• [Items from a dataset]
---+---
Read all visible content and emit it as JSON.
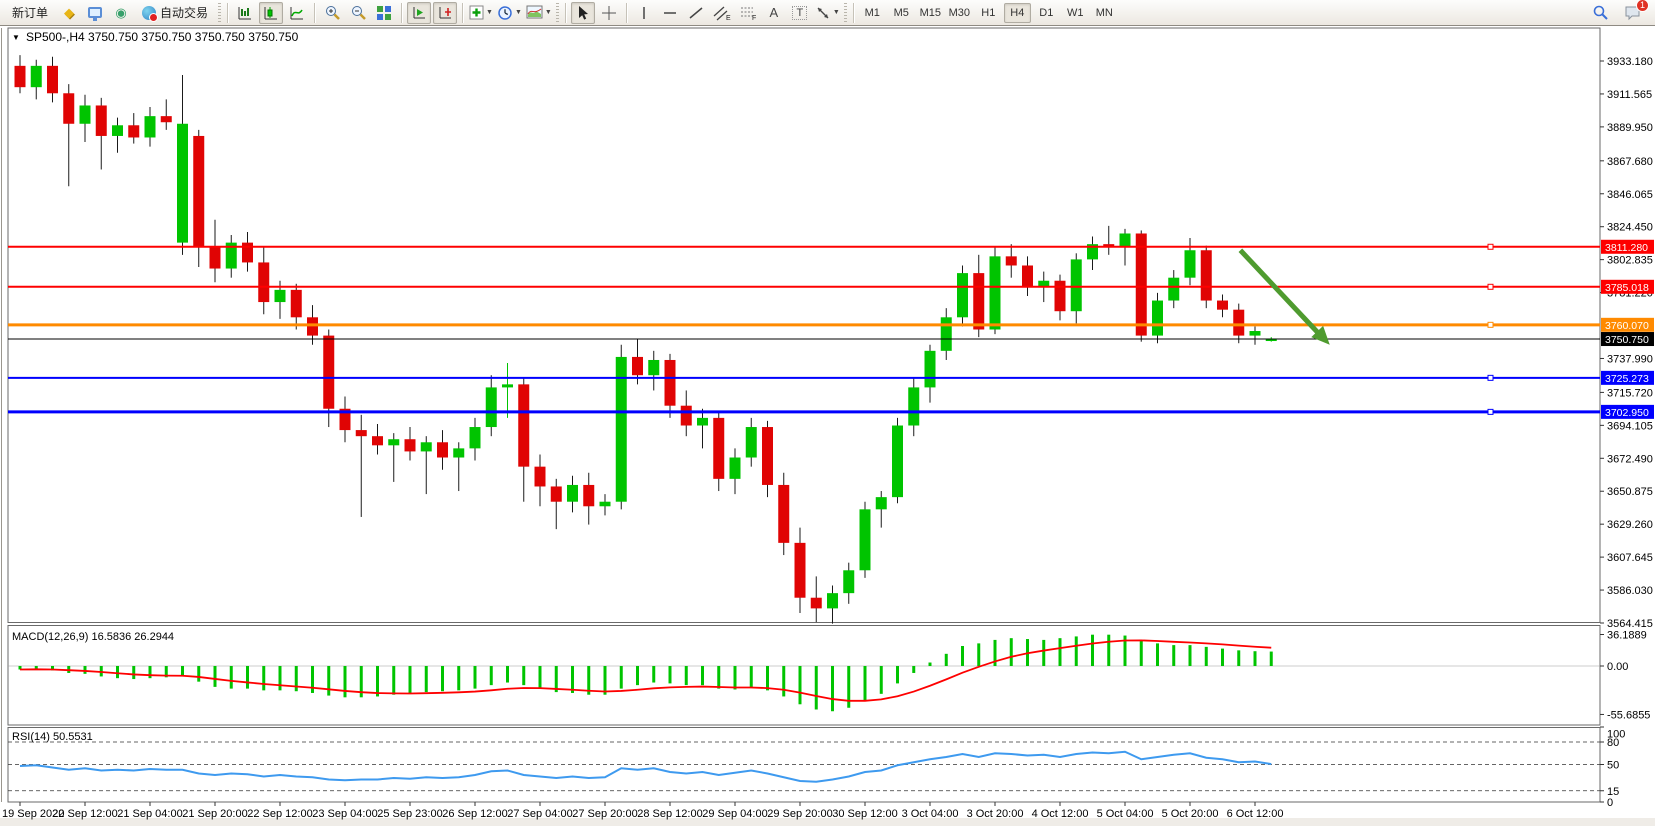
{
  "toolbar": {
    "new_order": "新订单",
    "auto_trading": "自动交易",
    "timeframes": [
      "M1",
      "M5",
      "M15",
      "M30",
      "H1",
      "H4",
      "D1",
      "W1",
      "MN"
    ],
    "active_timeframe": "H4",
    "notification_badge": "1",
    "icon_names": [
      "gold-ingot",
      "market-watch-monitor",
      "signals",
      "autotrade-globe",
      "bar-chart",
      "candlestick-chart",
      "line-chart",
      "zoom-in",
      "zoom-out",
      "tile-windows",
      "auto-scroll",
      "chart-shift",
      "add-indicator",
      "periods-clock",
      "templates",
      "cursor",
      "crosshair",
      "vertical-line",
      "horizontal-line",
      "trendline",
      "equidistant-channel",
      "fibonacci",
      "text",
      "text-label",
      "arrows",
      "search",
      "chat"
    ]
  },
  "chart": {
    "title_symbol": "SP500-,H4",
    "title_ohlc": "3750.750 3750.750 3750.750 3750.750",
    "macd_label": "MACD(12,26,9) 16.5836 26.2944",
    "rsi_label": "RSI(14) 50.5531"
  },
  "chart_data": {
    "type": "candlestick",
    "symbol": "SP500-",
    "period": "H4",
    "colors": {
      "bull": "#00c400",
      "bear": "#e00404",
      "wick": "#1a1a1a",
      "hline_red": "#fe0000",
      "hline_orange": "#ff8a00",
      "hline_blue": "#0000fe",
      "current_black": "#000000",
      "macd_hist": "#00c400",
      "macd_signal": "#fe0000",
      "rsi_line": "#3e9aef",
      "arrow": "#4f9b2f"
    },
    "price_ticks": [
      "3933.180",
      "3911.565",
      "3889.950",
      "3867.680",
      "3846.065",
      "3824.450",
      "3802.835",
      "3781.220",
      "3737.990",
      "3715.720",
      "3694.105",
      "3672.490",
      "3650.875",
      "3629.260",
      "3607.645",
      "3586.030",
      "3564.415"
    ],
    "time_labels": [
      "19 Sep 2022",
      "20 Sep 12:00",
      "21 Sep 04:00",
      "21 Sep 20:00",
      "22 Sep 12:00",
      "23 Sep 04:00",
      "25 Sep 23:00",
      "26 Sep 12:00",
      "27 Sep 04:00",
      "27 Sep 20:00",
      "28 Sep 12:00",
      "29 Sep 04:00",
      "29 Sep 20:00",
      "30 Sep 12:00",
      "3 Oct 04:00",
      "3 Oct 20:00",
      "4 Oct 12:00",
      "5 Oct 04:00",
      "5 Oct 20:00",
      "6 Oct 12:00"
    ],
    "candles": [
      [
        3930,
        3937,
        3912,
        3916
      ],
      [
        3916,
        3934,
        3908,
        3930
      ],
      [
        3930,
        3936,
        3906,
        3912
      ],
      [
        3912,
        3918,
        3851,
        3892
      ],
      [
        3892,
        3911,
        3880,
        3904
      ],
      [
        3904,
        3909,
        3862,
        3884
      ],
      [
        3884,
        3896,
        3873,
        3891
      ],
      [
        3891,
        3899,
        3879,
        3883
      ],
      [
        3883,
        3903,
        3877,
        3897
      ],
      [
        3897,
        3908,
        3888,
        3893
      ],
      [
        3814,
        3924,
        3806,
        3892
      ],
      [
        3884,
        3888,
        3798,
        3811
      ],
      [
        3811,
        3829,
        3788,
        3797
      ],
      [
        3797,
        3819,
        3791,
        3814
      ],
      [
        3814,
        3821,
        3795,
        3801
      ],
      [
        3801,
        3811,
        3767,
        3775
      ],
      [
        3775,
        3789,
        3764,
        3783
      ],
      [
        3783,
        3787,
        3757,
        3765
      ],
      [
        3765,
        3773,
        3747,
        3753
      ],
      [
        3753,
        3757,
        3693,
        3705
      ],
      [
        3705,
        3713,
        3683,
        3691
      ],
      [
        3691,
        3701,
        3634,
        3687
      ],
      [
        3687,
        3695,
        3675,
        3681
      ],
      [
        3681,
        3689,
        3657,
        3685
      ],
      [
        3685,
        3693,
        3671,
        3677
      ],
      [
        3677,
        3687,
        3649,
        3683
      ],
      [
        3683,
        3691,
        3665,
        3673
      ],
      [
        3673,
        3683,
        3651,
        3679
      ],
      [
        3679,
        3699,
        3671,
        3693
      ],
      [
        3693,
        3727,
        3687,
        3719
      ],
      [
        3719,
        3735,
        3699,
        3721
      ],
      [
        3721,
        3725,
        3644,
        3667
      ],
      [
        3667,
        3675,
        3641,
        3654
      ],
      [
        3654,
        3659,
        3626,
        3644
      ],
      [
        3644,
        3661,
        3637,
        3655
      ],
      [
        3655,
        3663,
        3629,
        3641
      ],
      [
        3641,
        3649,
        3635,
        3644
      ],
      [
        3644,
        3747,
        3639,
        3739
      ],
      [
        3739,
        3751,
        3721,
        3727
      ],
      [
        3727,
        3743,
        3717,
        3737
      ],
      [
        3737,
        3741,
        3699,
        3707
      ],
      [
        3707,
        3717,
        3687,
        3694
      ],
      [
        3694,
        3705,
        3679,
        3699
      ],
      [
        3699,
        3703,
        3651,
        3659
      ],
      [
        3659,
        3679,
        3649,
        3673
      ],
      [
        3673,
        3699,
        3667,
        3693
      ],
      [
        3693,
        3697,
        3647,
        3655
      ],
      [
        3655,
        3663,
        3609,
        3617
      ],
      [
        3617,
        3627,
        3571,
        3581
      ],
      [
        3581,
        3595,
        3565,
        3574
      ],
      [
        3574,
        3589,
        3564,
        3584
      ],
      [
        3584,
        3604,
        3577,
        3599
      ],
      [
        3599,
        3644,
        3594,
        3639
      ],
      [
        3639,
        3651,
        3627,
        3647
      ],
      [
        3647,
        3699,
        3643,
        3694
      ],
      [
        3694,
        3725,
        3687,
        3719
      ],
      [
        3719,
        3747,
        3709,
        3743
      ],
      [
        3743,
        3771,
        3737,
        3765
      ],
      [
        3765,
        3799,
        3759,
        3794
      ],
      [
        3794,
        3806,
        3752,
        3757
      ],
      [
        3757,
        3811,
        3754,
        3805
      ],
      [
        3805,
        3813,
        3791,
        3799
      ],
      [
        3799,
        3805,
        3779,
        3785
      ],
      [
        3785,
        3795,
        3775,
        3789
      ],
      [
        3789,
        3793,
        3763,
        3769
      ],
      [
        3769,
        3807,
        3761,
        3803
      ],
      [
        3803,
        3818,
        3796,
        3813
      ],
      [
        3813,
        3825,
        3806,
        3811
      ],
      [
        3811,
        3823,
        3799,
        3820
      ],
      [
        3820,
        3822,
        3749,
        3753
      ],
      [
        3753,
        3781,
        3748,
        3776
      ],
      [
        3776,
        3796,
        3771,
        3791
      ],
      [
        3791,
        3817,
        3786,
        3809
      ],
      [
        3809,
        3812,
        3771,
        3776
      ],
      [
        3776,
        3780,
        3765,
        3770
      ],
      [
        3770,
        3774,
        3748,
        3753
      ],
      [
        3753,
        3759,
        3747,
        3756
      ],
      [
        3750.5,
        3752,
        3749,
        3750.75
      ]
    ],
    "lime_wick_bars": [
      30,
      77
    ],
    "hlines": [
      {
        "price": 3811.28,
        "label": "3811.280",
        "color": "#fe0000",
        "width": 2
      },
      {
        "price": 3785.018,
        "label": "3785.018",
        "color": "#fe0000",
        "width": 2
      },
      {
        "price": 3760.07,
        "label": "3760.070",
        "color": "#ff8a00",
        "width": 3
      },
      {
        "price": 3725.273,
        "label": "3725.273",
        "color": "#0000fe",
        "width": 2
      },
      {
        "price": 3702.95,
        "label": "3702.950",
        "color": "#0000fe",
        "width": 3
      }
    ],
    "current_price": {
      "price": 3750.75,
      "label": "3750.750",
      "color": "#000000"
    },
    "arrow": {
      "from_bar": 75.1,
      "from_price": 3809,
      "to_bar": 80.6,
      "to_price": 3747
    },
    "macd": {
      "label": "MACD(12,26,9) 16.5836 26.2944",
      "main_value": "16.5836",
      "signal_value": "26.2944",
      "axis_labels": [
        "36.1889",
        "0.00",
        "-55.6855"
      ],
      "values": [
        -4,
        -3,
        -5,
        -8,
        -9,
        -12,
        -14,
        -15,
        -14,
        -13,
        -12,
        -18,
        -24,
        -26,
        -26,
        -28,
        -28,
        -29,
        -31,
        -34,
        -36,
        -36,
        -35,
        -33,
        -32,
        -30,
        -29,
        -28,
        -26,
        -22,
        -19,
        -22,
        -26,
        -30,
        -31,
        -33,
        -33,
        -26,
        -22,
        -19,
        -20,
        -22,
        -22,
        -26,
        -27,
        -25,
        -28,
        -35,
        -44,
        -50,
        -52,
        -48,
        -40,
        -32,
        -20,
        -8,
        4,
        14,
        23,
        26,
        30,
        32,
        31,
        30,
        32,
        34,
        36,
        36,
        35,
        30,
        26,
        24,
        24,
        22,
        20,
        18,
        17,
        16.6
      ]
    },
    "rsi": {
      "label": "RSI(14) 50.5531",
      "value": "50.5531",
      "axis_labels": [
        "100",
        "80",
        "50",
        "15",
        "0"
      ],
      "levels": [
        80,
        50,
        15
      ],
      "range": [
        0,
        100
      ],
      "values": [
        48,
        49,
        46,
        43,
        45,
        42,
        43,
        42,
        44,
        43,
        43,
        38,
        36,
        38,
        37,
        34,
        36,
        34,
        33,
        30,
        29,
        30,
        30,
        32,
        31,
        33,
        32,
        33,
        36,
        41,
        42,
        36,
        34,
        32,
        34,
        32,
        33,
        45,
        43,
        45,
        40,
        38,
        40,
        36,
        39,
        42,
        38,
        33,
        28,
        27,
        30,
        34,
        40,
        42,
        49,
        53,
        57,
        60,
        64,
        60,
        65,
        64,
        62,
        63,
        60,
        64,
        66,
        65,
        67,
        57,
        60,
        63,
        65,
        59,
        57,
        53,
        54,
        50.55
      ]
    }
  }
}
---+---
• [OBJECTIVE] From the data above, count the lines where "candlestick" occurs and give that figure and nothing else.

• [THE OUTPUT] 2